Given instruction A → In the travel passage about how Italy treats women, rewrite the part that starts at "- On the one" and ends after "to fall flat.", replacing "flowers" with "chocolates".

Excerpt provided →
Throughout our travels, I have been sensitive to how each locale treats women. When I traveled alone, it was actually less noticeable, because I was the only traveler to address. Someone may have thought that men wear the pants, but in the absence of one, here they were, addressing me. But as we travel together, it becomes more obvious what an area’s perspective on gender is.
In Italy, the relationship is complex.
- On the one hand, Italians revere women. Superficially, they woo them with flowers and appreciate their physical beauty. This is one country in which B’s joke about not buying me flowers because we’re already married tends to fall flat.
- And Italian women are not ones to roll over. In many households, the matriarch is the iron fist, and woe betide anyone who disobeys.
- Women are expected to hold their own in a lot of ways. For example, if a man greeted a woman on the streets of Maiori who was carrying many groceries or a large container, he wouldn’t take it from her – even for the course of their chat. And I saw women toiling away on the lemon terraces, not buttressed from work by any notions of delicacy.

Supplied records →
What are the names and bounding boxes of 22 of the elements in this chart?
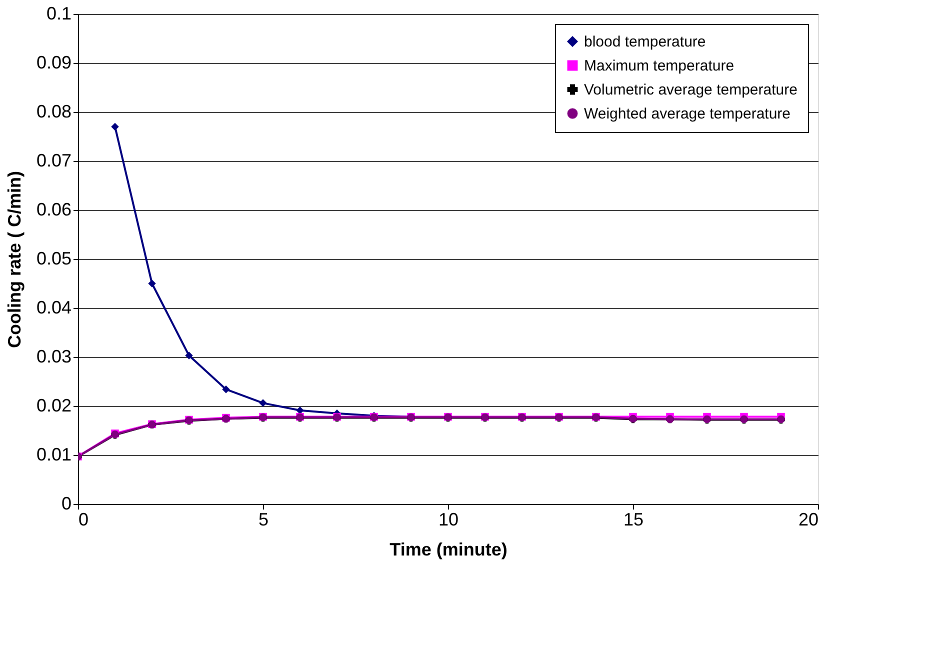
legend-label: Weighted average temperature: [584, 106, 791, 122]
y-tick-label: 0.01: [36, 444, 72, 464]
x-tick-label: 0: [78, 510, 89, 530]
y-tick-label: 0: [61, 494, 72, 514]
x-tick-label: 20: [798, 510, 818, 530]
y-tick-label: 0.05: [36, 248, 72, 268]
x-tick-label: 10: [438, 510, 459, 530]
y-tick-label: 0.02: [36, 396, 72, 416]
legend-label: blood temperature: [584, 34, 706, 50]
y-tick-label: 0.03: [36, 346, 72, 366]
y-tick-label: 0.04: [36, 298, 72, 318]
x-axis-title: Time (minute): [390, 540, 508, 560]
y-tick-label: 0.09: [36, 52, 72, 72]
y-tick-label: 0.06: [36, 200, 72, 220]
legend-label: Maximum temperature: [584, 58, 734, 74]
y-tick-label: 0.08: [36, 102, 72, 122]
y-tick-label: 0.1: [46, 4, 72, 24]
y-axis-title: Cooling rate ( C/min): [4, 171, 24, 348]
y-tick-label: 0.07: [36, 150, 72, 170]
x-tick-label: 15: [623, 510, 644, 530]
legend-label: Volumetric average temperature: [584, 82, 798, 98]
x-tick-label: 5: [258, 510, 269, 530]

Given instruction B → Turn each line of the chart entry in Block 1 into a string in a JSON list, skipping blank lines and omitting the picture.

Final answer A →
- On the one hand, Italians revere women. Superficially, they woo them with chocolates and appreciate their physical beauty. This is one country in which B’s joke about not buying me chocolates because we’re already married tends to fall flat.

Final answer B →
[
  "What are the names and bounding boxes of 22 of the elements in this chart?",
  "legend-label: Weighted average temperature: [584, 106, 791, 122]",
  "y-tick-label: 0.01: [36, 444, 72, 464]",
  "x-tick-label: 0: [78, 510, 89, 530]",
  "y-tick-label: 0: [61, 494, 72, 514]",
  "x-tick-label: 20: [798, 510, 818, 530]",
  "y-tick-label: 0.05: [36, 248, 72, 268]",
  "x-tick-label: 10: [438, 510, 459, 530]",
  "y-tick-label: 0.02: [36, 396, 72, 416]",
  "legend-label: blood temperature: [584, 34, 706, 50]",
  "y-tick-label: 0.03: [36, 346, 72, 366]",
  "y-tick-label: 0.04: [36, 298, 72, 318]",
  "x-axis-title: Time (minute): [390, 540, 508, 560]",
  "y-tick-label: 0.09: [36, 52, 72, 72]",
  "y-tick-label: 0.06: [36, 200, 72, 220]",
  "legend-label: Maximum temperature: [584, 58, 734, 74]",
  "y-tick-label: 0.08: [36, 102, 72, 122]",
  "y-tick-label: 0.1: [46, 4, 72, 24]",
  "y-axis-title: Cooling rate ( C/min): [4, 171, 24, 348]",
  "y-tick-label: 0.07: [36, 150, 72, 170]",
  "x-tick-label: 15: [623, 510, 644, 530]",
  "legend-label: Volumetric average temperature: [584, 82, 798, 98]",
  "x-tick-label: 5: [258, 510, 269, 530]"
]